===== Supplied material =====

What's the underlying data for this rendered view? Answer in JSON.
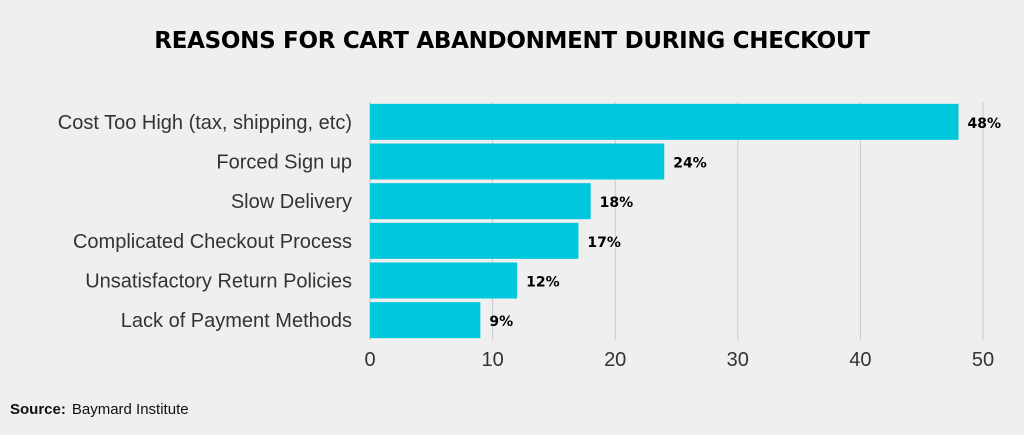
{
  "chart_data": {
    "type": "bar",
    "orientation": "horizontal",
    "title": "REASONS FOR CART ABANDONMENT DURING CHECKOUT",
    "categories": [
      "Cost Too High (tax, shipping, etc)",
      "Forced Sign up",
      "Slow Delivery",
      "Complicated Checkout Process",
      "Unsatisfactory Return Policies",
      "Lack of Payment Methods"
    ],
    "values": [
      48,
      24,
      18,
      17,
      12,
      9
    ],
    "value_labels": [
      "48%",
      "24%",
      "18%",
      "17%",
      "12%",
      "9%"
    ],
    "xlim": [
      0,
      50
    ],
    "x_ticks": [
      0,
      10,
      20,
      30,
      40,
      50
    ],
    "xlabel": "",
    "ylabel": "",
    "grid": "vertical",
    "bar_color": "#00c8dc",
    "grid_color": "#c8c8c8"
  },
  "source": {
    "label": "Source:",
    "text": "Baymard Institute"
  }
}
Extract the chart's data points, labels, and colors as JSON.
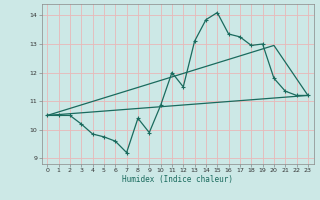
{
  "xlabel": "Humidex (Indice chaleur)",
  "bg_color": "#cce8e6",
  "grid_color": "#e8b8b8",
  "line_color": "#1a6b5e",
  "spine_color": "#888888",
  "xlim": [
    -0.5,
    23.5
  ],
  "ylim": [
    8.8,
    14.4
  ],
  "yticks": [
    9,
    10,
    11,
    12,
    13,
    14
  ],
  "xticks": [
    0,
    1,
    2,
    3,
    4,
    5,
    6,
    7,
    8,
    9,
    10,
    11,
    12,
    13,
    14,
    15,
    16,
    17,
    18,
    19,
    20,
    21,
    22,
    23
  ],
  "line1_x": [
    0,
    1,
    2,
    3,
    4,
    5,
    6,
    7,
    8,
    9,
    10,
    11,
    12,
    13,
    14,
    15,
    16,
    17,
    18,
    19,
    20,
    21,
    22,
    23
  ],
  "line1_y": [
    10.5,
    10.5,
    10.5,
    10.2,
    9.85,
    9.75,
    9.6,
    9.2,
    10.4,
    9.9,
    10.85,
    12.0,
    11.5,
    13.1,
    13.85,
    14.1,
    13.35,
    13.25,
    12.95,
    13.0,
    11.8,
    11.35,
    11.2,
    11.2
  ],
  "line2_x": [
    0,
    23
  ],
  "line2_y": [
    10.5,
    11.2
  ],
  "line3_x": [
    0,
    20,
    23
  ],
  "line3_y": [
    10.5,
    12.95,
    11.2
  ]
}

=====

### [Directions for this task]
Write every record out again exactly; no pictures belong in the copy.

### [Response to the exercise]
What's the underlying data for this rendered view? Answer in JSON.
{
  "chart_data": {
    "type": "bar",
    "orientation": "horizontal",
    "title": "REASONS FOR CART ABANDONMENT DURING CHECKOUT",
    "categories": [
      "Cost Too High (tax, shipping, etc)",
      "Forced Sign up",
      "Slow Delivery",
      "Complicated Checkout Process",
      "Unsatisfactory Return Policies",
      "Lack of Payment Methods"
    ],
    "values": [
      48,
      24,
      18,
      17,
      12,
      9
    ],
    "value_labels": [
      "48%",
      "24%",
      "18%",
      "17%",
      "12%",
      "9%"
    ],
    "xlim": [
      0,
      50
    ],
    "x_ticks": [
      0,
      10,
      20,
      30,
      40,
      50
    ],
    "xlabel": "",
    "ylabel": "",
    "grid": "vertical",
    "bar_color": "#00c8dc",
    "grid_color": "#c8c8c8"
  },
  "source": {
    "label": "Source:",
    "text": "Baymard Institute"
  }
}
Extract the chart's data points, labels, and colors as JSON.
{
  "xlabel": "Humidex (Indice chaleur)",
  "bg_color": "#cce8e6",
  "grid_color": "#e8b8b8",
  "line_color": "#1a6b5e",
  "spine_color": "#888888",
  "xlim": [
    -0.5,
    23.5
  ],
  "ylim": [
    8.8,
    14.4
  ],
  "yticks": [
    9,
    10,
    11,
    12,
    13,
    14
  ],
  "xticks": [
    0,
    1,
    2,
    3,
    4,
    5,
    6,
    7,
    8,
    9,
    10,
    11,
    12,
    13,
    14,
    15,
    16,
    17,
    18,
    19,
    20,
    21,
    22,
    23
  ],
  "line1_x": [
    0,
    1,
    2,
    3,
    4,
    5,
    6,
    7,
    8,
    9,
    10,
    11,
    12,
    13,
    14,
    15,
    16,
    17,
    18,
    19,
    20,
    21,
    22,
    23
  ],
  "line1_y": [
    10.5,
    10.5,
    10.5,
    10.2,
    9.85,
    9.75,
    9.6,
    9.2,
    10.4,
    9.9,
    10.85,
    12.0,
    11.5,
    13.1,
    13.85,
    14.1,
    13.35,
    13.25,
    12.95,
    13.0,
    11.8,
    11.35,
    11.2,
    11.2
  ],
  "line2_x": [
    0,
    23
  ],
  "line2_y": [
    10.5,
    11.2
  ],
  "line3_x": [
    0,
    20,
    23
  ],
  "line3_y": [
    10.5,
    12.95,
    11.2
  ]
}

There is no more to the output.